- _WORK TO BE COMPLETED_
Can you copy every row below word for word, leaving out the pictures?

- _ENTRIES PROVIDED_
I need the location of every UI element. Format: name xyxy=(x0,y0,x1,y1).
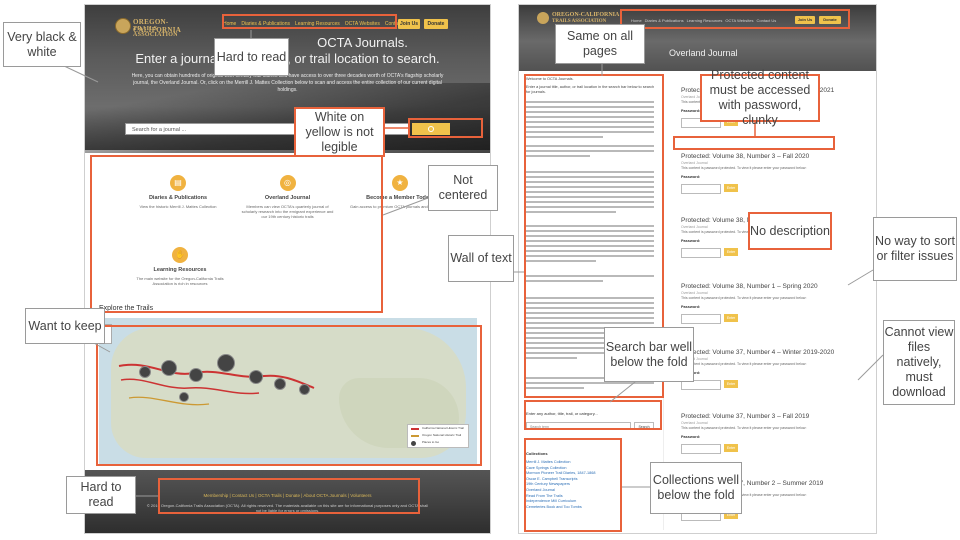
note-same-all-pages: Same on all pages xyxy=(555,24,645,64)
note-collections-below-fold: Collections well below the fold xyxy=(650,462,742,514)
password-field[interactable] xyxy=(681,313,721,324)
issue-entry: Protected: Volume 37, Number 3 – Fall 20… xyxy=(681,413,871,457)
issue-entry: Protected: Volume 38, Number 3 – Fall 20… xyxy=(681,153,871,197)
note-no-sort-filter: No way to sort or filter issues xyxy=(873,217,957,281)
password-field[interactable] xyxy=(681,247,721,258)
note-no-description: No description xyxy=(748,212,832,250)
issue-title[interactable]: Protected: Volume 37, Number 3 – Fall 20… xyxy=(681,413,871,420)
star-icon: ★ xyxy=(392,175,408,191)
seal-icon xyxy=(537,12,549,24)
note-white-on-yellow: White on yellow is not legible xyxy=(294,107,385,157)
issue-entry: Protected: Volume 37, Number 4 – Winter … xyxy=(681,349,871,393)
hero-description: Here, you can obtain hundreds of origina… xyxy=(131,73,444,93)
highlight-search-bar xyxy=(524,400,662,430)
highlight-nav xyxy=(222,14,397,29)
note-hard-to-read-footer: Hard to read xyxy=(66,476,136,514)
enter-button[interactable]: Enter xyxy=(724,183,738,192)
issue-entry: Protected: Volume 38, Number 1 – Spring … xyxy=(681,283,871,327)
issue-title[interactable]: Protected: Volume 38, Number 1 – Spring … xyxy=(681,283,871,290)
enter-button[interactable]: Enter xyxy=(724,247,738,256)
page-title: Overland Journal xyxy=(669,48,738,58)
issue-title[interactable]: Protected: Volume 38, Number 3 – Fall 20… xyxy=(681,153,871,160)
note-hard-to-read-nav: Hard to read xyxy=(214,38,289,76)
enter-button[interactable]: Enter xyxy=(724,313,738,322)
note-wall-of-text: Wall of text xyxy=(448,235,514,282)
password-field[interactable] xyxy=(681,443,721,454)
issue-title[interactable]: Protected: Volume 37, Number 4 – Winter … xyxy=(681,349,871,356)
note-cannot-view-files: Cannot view files natively, must downloa… xyxy=(883,320,955,405)
highlight-search-button xyxy=(408,118,483,138)
highlight-protected-title xyxy=(673,136,835,150)
highlight-right-nav xyxy=(620,9,850,29)
note-not-centered: Not centered xyxy=(428,165,498,211)
highlight-collections xyxy=(524,438,622,532)
note-search-below-fold: Search bar well below the fold xyxy=(604,327,694,382)
donate-button[interactable]: Donate xyxy=(424,19,448,29)
note-want-to-keep: Want to keep xyxy=(25,308,105,344)
octa-logo[interactable]: OREGON-CALIFORNIA TRAILS ASSOCIATION xyxy=(115,18,199,38)
note-very-black-white: Very black & white xyxy=(3,22,81,67)
highlight-cards xyxy=(90,155,383,313)
highlight-map xyxy=(96,325,482,466)
highlight-footer xyxy=(158,478,420,514)
password-field[interactable] xyxy=(681,183,721,194)
seal-icon xyxy=(115,18,131,34)
note-protected-content: Protected content must be accessed with … xyxy=(700,68,820,127)
enter-button[interactable]: Enter xyxy=(724,443,738,452)
enter-button[interactable]: Enter xyxy=(724,379,738,388)
join-us-button[interactable]: Join Us xyxy=(398,19,420,29)
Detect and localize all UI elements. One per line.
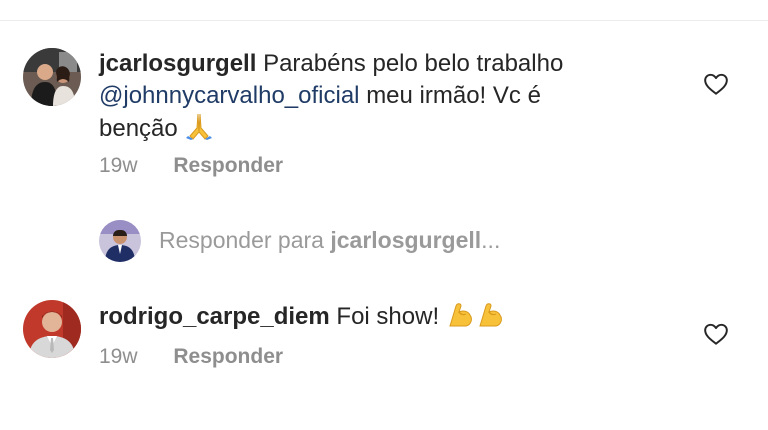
avatar[interactable] bbox=[23, 300, 81, 358]
comment-text: jcarlosgurgell Parabéns pelo belo trabal… bbox=[99, 48, 679, 149]
comment-timestamp: 19w bbox=[99, 154, 138, 177]
reply-placeholder: Responder para jcarlosgurgell... bbox=[159, 227, 500, 254]
comment-username[interactable]: rodrigo_carpe_diem bbox=[99, 303, 330, 330]
like-heart-icon[interactable] bbox=[703, 71, 729, 97]
avatar[interactable] bbox=[23, 48, 81, 106]
comment-meta: 19w Responder bbox=[99, 345, 283, 369]
mention-link[interactable]: @johnnycarvalho_oficial bbox=[99, 82, 360, 109]
comment-text: rodrigo_carpe_diem Foi show! bbox=[99, 300, 679, 337]
comment-text-part: Foi show! bbox=[336, 303, 440, 330]
reply-target-username: jcarlosgurgell bbox=[330, 227, 482, 253]
reply-prefix: Responder para bbox=[159, 227, 324, 253]
flexed-biceps-icon bbox=[446, 300, 476, 337]
comment-text-part: benção bbox=[99, 115, 178, 142]
top-divider bbox=[0, 20, 768, 21]
reply-button[interactable]: Responder bbox=[173, 345, 283, 368]
reply-button[interactable]: Responder bbox=[173, 154, 283, 177]
comment-username[interactable]: jcarlosgurgell bbox=[99, 50, 256, 77]
like-heart-icon[interactable] bbox=[703, 321, 729, 347]
comment-meta: 19w Responder bbox=[99, 154, 283, 178]
praying-hands-icon bbox=[184, 112, 214, 149]
flexed-biceps-icon bbox=[476, 300, 506, 337]
comment-text-part: Parabéns pelo belo trabalho bbox=[263, 50, 564, 77]
reply-ellipsis: ... bbox=[481, 227, 501, 253]
comment-text-part: meu irmão! Vc é bbox=[366, 82, 541, 109]
reply-input[interactable]: Responder para jcarlosgurgell... bbox=[99, 220, 599, 262]
comment-timestamp: 19w bbox=[99, 345, 138, 368]
current-user-avatar bbox=[99, 220, 141, 262]
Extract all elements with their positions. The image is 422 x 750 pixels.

- _TASK ANSWER_
I need the location of every UI element. Format: name xyxy=(x0,y0,x1,y1).
note-same-all-pages: Same on all pages xyxy=(555,24,645,64)
note-collections-below-fold: Collections well below the fold xyxy=(650,462,742,514)
password-field[interactable] xyxy=(681,313,721,324)
issue-entry: Protected: Volume 37, Number 3 – Fall 20… xyxy=(681,413,871,457)
issue-entry: Protected: Volume 38, Number 3 – Fall 20… xyxy=(681,153,871,197)
note-no-sort-filter: No way to sort or filter issues xyxy=(873,217,957,281)
password-field[interactable] xyxy=(681,247,721,258)
note-no-description: No description xyxy=(748,212,832,250)
issue-title[interactable]: Protected: Volume 37, Number 3 – Fall 20… xyxy=(681,413,871,420)
star-icon: ★ xyxy=(392,175,408,191)
seal-icon xyxy=(537,12,549,24)
note-white-on-yellow: White on yellow is not legible xyxy=(294,107,385,157)
issue-entry: Protected: Volume 37, Number 4 – Winter … xyxy=(681,349,871,393)
hero-description: Here, you can obtain hundreds of origina… xyxy=(131,73,444,93)
highlight-search-bar xyxy=(524,400,662,430)
highlight-nav xyxy=(222,14,397,29)
note-hard-to-read-footer: Hard to read xyxy=(66,476,136,514)
enter-button[interactable]: Enter xyxy=(724,183,738,192)
issue-entry: Protected: Volume 38, Number 1 – Spring … xyxy=(681,283,871,327)
issue-title[interactable]: Protected: Volume 38, Number 1 – Spring … xyxy=(681,283,871,290)
enter-button[interactable]: Enter xyxy=(724,247,738,256)
page-title: Overland Journal xyxy=(669,48,738,58)
issue-title[interactable]: Protected: Volume 38, Number 3 – Fall 20… xyxy=(681,153,871,160)
note-hard-to-read-nav: Hard to read xyxy=(214,38,289,76)
enter-button[interactable]: Enter xyxy=(724,313,738,322)
note-wall-of-text: Wall of text xyxy=(448,235,514,282)
password-field[interactable] xyxy=(681,443,721,454)
issue-title[interactable]: Protected: Volume 37, Number 4 – Winter … xyxy=(681,349,871,356)
note-cannot-view-files: Cannot view files natively, must downloa… xyxy=(883,320,955,405)
highlight-search-button xyxy=(408,118,483,138)
highlight-protected-title xyxy=(673,136,835,150)
highlight-right-nav xyxy=(620,9,850,29)
note-not-centered: Not centered xyxy=(428,165,498,211)
highlight-collections xyxy=(524,438,622,532)
note-search-below-fold: Search bar well below the fold xyxy=(604,327,694,382)
donate-button[interactable]: Donate xyxy=(424,19,448,29)
note-want-to-keep: Want to keep xyxy=(25,308,105,344)
octa-logo[interactable]: OREGON-CALIFORNIA TRAILS ASSOCIATION xyxy=(115,18,199,38)
note-very-black-white: Very black & white xyxy=(3,22,81,67)
highlight-cards xyxy=(90,155,383,313)
highlight-map xyxy=(96,325,482,466)
highlight-footer xyxy=(158,478,420,514)
password-field[interactable] xyxy=(681,183,721,194)
seal-icon xyxy=(115,18,131,34)
note-protected-content: Protected content must be accessed with … xyxy=(700,68,820,127)
enter-button[interactable]: Enter xyxy=(724,443,738,452)
enter-button[interactable]: Enter xyxy=(724,379,738,388)
join-us-button[interactable]: Join Us xyxy=(398,19,420,29)
Detect and localize all UI elements. One per line.
avatar[interactable] bbox=[23, 300, 81, 358]
comment-text: jcarlosgurgell Parabéns pelo belo trabal… bbox=[99, 48, 679, 149]
comment-timestamp: 19w bbox=[99, 154, 138, 177]
reply-placeholder: Responder para jcarlosgurgell... bbox=[159, 227, 500, 254]
comment-username[interactable]: rodrigo_carpe_diem bbox=[99, 303, 330, 330]
like-heart-icon[interactable] bbox=[703, 71, 729, 97]
avatar[interactable] bbox=[23, 48, 81, 106]
comment-meta: 19w Responder bbox=[99, 345, 283, 369]
mention-link[interactable]: @johnnycarvalho_oficial bbox=[99, 82, 360, 109]
comment-text: rodrigo_carpe_diem Foi show! bbox=[99, 300, 679, 337]
comment-text-part: Foi show! bbox=[336, 303, 440, 330]
reply-target-username: jcarlosgurgell bbox=[330, 227, 482, 253]
reply-prefix: Responder para bbox=[159, 227, 324, 253]
flexed-biceps-icon bbox=[446, 300, 476, 337]
comment-text-part: benção bbox=[99, 115, 178, 142]
top-divider bbox=[0, 20, 768, 21]
reply-button[interactable]: Responder bbox=[173, 345, 283, 368]
reply-button[interactable]: Responder bbox=[173, 154, 283, 177]
comment-username[interactable]: jcarlosgurgell bbox=[99, 50, 256, 77]
like-heart-icon[interactable] bbox=[703, 321, 729, 347]
comment-meta: 19w Responder bbox=[99, 154, 283, 178]
praying-hands-icon bbox=[184, 112, 214, 149]
flexed-biceps-icon bbox=[476, 300, 506, 337]
comment-text-part: Parabéns pelo belo trabalho bbox=[263, 50, 564, 77]
reply-ellipsis: ... bbox=[481, 227, 501, 253]
comment-text-part: meu irmão! Vc é bbox=[366, 82, 541, 109]
reply-input[interactable]: Responder para jcarlosgurgell... bbox=[99, 220, 599, 262]
comment-timestamp: 19w bbox=[99, 345, 138, 368]
current-user-avatar bbox=[99, 220, 141, 262]
Extract all elements with their positions. The image is 422 x 750 pixels.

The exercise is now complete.